> [CONSIGNES]:
• a. Selon l'extrait consacré à Pierre Nanterme, combien d'années a-t-il passées chez Accenture ?
• b. Poursuivez l'extrait consacré à Pierre Nanterme après sa dernière phrase.

> [EXTRAIT DU DOCUMENT]:
Pierre était un homme merveilleux, chaleureux. Il avait eu cette
opération il y a deux ans mais il avait si bien
récupéré que tout cela
semblait être du passé. Un an et demi après
ça allait moins bien. Le 11
janvier nous avons appris sa brusque démission et son
décès trois
semaines plus tard.
Pierre Nanterme dirigeait
depuis Paris la plus grande société de conseil en
management au
monde...
Jean-Luc Placet : On peut le dire ainsi. Dans l’audit il y a les
Big Four, tel PwC que mon cabinet a rejoint en
2015... mais pour ce qui est du conseil en management "pur" ,
même si
aujourd’hui il se confond avec la transformation digitale, Accenture est devenu
indéniablement
un Leader mondial et c’est un Français qu’ils ont choisi pour le
diriger, depuis Paris et pas Dublin comme beaucoup le pensent. Vous
savez, il y a une clause dans le réglement d’Accenture que Pierre m’avait
expliquée et qui dit que le CEO dirige depuis l’endroit
où il est basé,
idem pour les autres directeurs : Atlanta pour le directeur financier,
Bruxelles pour le directeur des opérations, New York pour pour
le DRH
et Londres pour la stratégie... Etre proche du marché et
éviter les
phénomènes de cour, est semble-t-il une philosophie
à laquelle on tient
beaucoup chez Accenture.
Pierre était à Paris donc il dirigeait depuis Paris ! Ce
fût un grand
honneur pour lui et un gage de reconnaissance pour le savoir-faire
managérial français.
Un savoir-faire
français
pas toujours reconnu à juste titre, point que vous connaissez
bien en
tant qu’ancien Président à la Fédération
Syntec...
Jean-Luc Placet :
Oh que oui ! Nous avons les meilleurs directeurs de grandes entreprises
et les meilleurs consultants au monde mais cela ne se sait pas assez.
J’avais justement succédé à Pierre Nanterme
à Syntec Conseil en Management
d’abord (aujourd’hui Consult’in France) puis au groupement GSEC...
C’était une charge très lourde comme j’ai pu en juger,
mais Pierre s’en
était acquitté avec aisance. A ce titre il
siégeait au MEDEF où il
avait pris la présidence de son Comité Economique et
où il participait
aussi comme membre au Comité exécutif. Il y a si bien
oeuvré que
Laurence Parisot, alors patronne du MEDEF, l’avait sollicité
à lui
succéder. Selon moi Pierre aurait eu l’investiture sans coup
férir s’il
l’avait demandée et il aurait été un très
bon président du MEDEF. Mais
à l’époque il a décliné la proposition pour
se concentrer sur
Accenture, alors en plein développement - une entreprise
où il a
fait toute sa carrière, 36 ans, ce qui est rare dans nos
métiers.

> [DONNÉES FOURNIES]:
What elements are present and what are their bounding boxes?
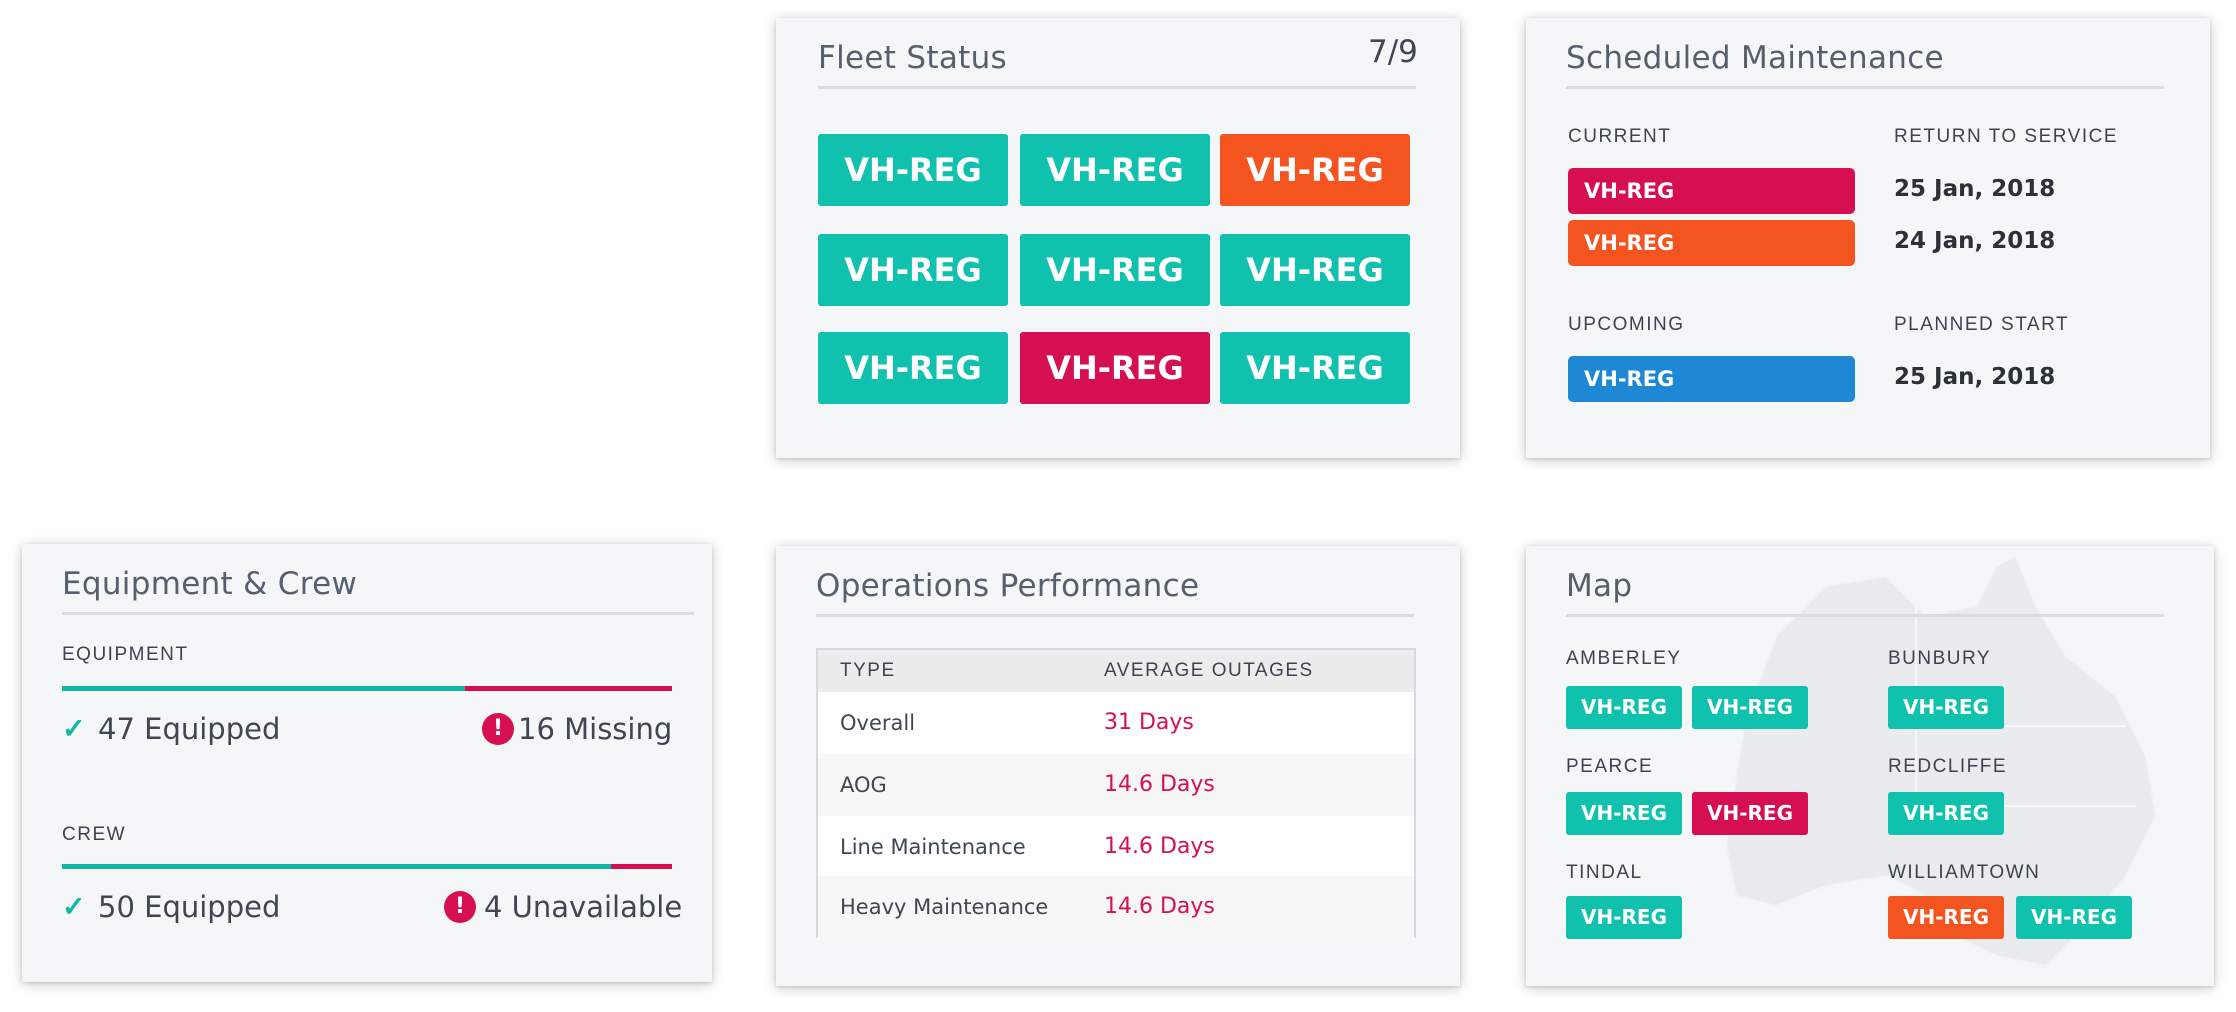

> [RÉPONSES]:
• a. 36 ans.

• b.
Il y est
entré, je
crois savoir, au bureau de Lyon...
Jean-Luc Placet : Pierre
était en effet Lyonnais, et l’est resté de coeur. Au
départ Il était
jeune diplômé de l’ESSEC (1981) lorsqu’il intégre
le bureau de Lyon en
1983, dans la division conseil, alors que ce bureau appartenait au
réseau Arthur Andersen. Il y a donc fait ses débuts, mais
rapidement le
directeur du bureau de Lyon, qui avait été muté
ailleurs, lui en a
confié les rênes, en pleine récession. Un moment
difficile donc, mais
ce baptême du feu devait être déterminant. C’est
là qu’il est
réellement devenu un manager. Ensuite il a monté les
échelons. En l’an
2000 comme vous le savez la branche conseil a été
séparée de l’audit
financier et a pris le nom d’Accenture. Pierre en est devenu le
Président France en 2005 dans la suite de Benoit Genuini, puis
en 2011
le Directeur général et enfin le Chairman et CEO, «
P-dg en français »
en 2013, succédant ainsi à Bill Green. Il s’est donc
retrouvé du jour
au lendemain à la tête d’une entreprise de plus de 250 000
collaborateurs... *. Rien qu’en France cette société de
services compte
aujourd’hui autant qu’Airbus, LVMH, Total ou encore L’Oréal...
Avec les Big Four et
quelques SSII elle fait partie des Rolls pour les étudiants qui
entrent
dans la profession.
* 450 000 collaborateurs pour 39,6 Md de
dollars de CA en 2018 et 100 Mds de dollars de capitalisation
boursière.
Images
: Courtoisie Accenture 2013
Bill Green et Pierre
Nanterme
Son ascension ne lui a pas
monté à la tête dit-on... Quelles étaient
ses qualités selon vous ?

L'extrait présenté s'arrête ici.